__Short exercise__:
Return each line containing "instructions".

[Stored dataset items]
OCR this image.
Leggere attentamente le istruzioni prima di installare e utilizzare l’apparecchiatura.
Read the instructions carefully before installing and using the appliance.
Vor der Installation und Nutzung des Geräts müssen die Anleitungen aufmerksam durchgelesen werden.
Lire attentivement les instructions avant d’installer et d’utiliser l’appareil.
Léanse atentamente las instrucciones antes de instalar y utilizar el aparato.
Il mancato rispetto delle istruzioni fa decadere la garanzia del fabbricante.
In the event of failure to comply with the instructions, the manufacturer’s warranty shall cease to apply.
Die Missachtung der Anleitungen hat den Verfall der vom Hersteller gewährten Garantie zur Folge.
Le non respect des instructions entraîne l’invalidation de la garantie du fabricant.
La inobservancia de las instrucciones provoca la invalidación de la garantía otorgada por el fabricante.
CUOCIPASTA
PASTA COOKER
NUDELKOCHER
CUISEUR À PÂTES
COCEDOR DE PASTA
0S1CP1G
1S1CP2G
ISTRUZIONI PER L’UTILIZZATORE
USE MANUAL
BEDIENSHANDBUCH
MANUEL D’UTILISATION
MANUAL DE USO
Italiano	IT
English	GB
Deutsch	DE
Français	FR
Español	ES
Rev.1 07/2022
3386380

__Expected output__:
Read the instructions carefully before installing and using the appliance.
Lire attentivement les instructions avant d’installer et d’utiliser l’appareil.
In the event of failure to comply with the instructions, the manufacturer’s warranty shall cease to apply.
Le non respect des instructions entraîne l’invalidation de la garantie du fabricant.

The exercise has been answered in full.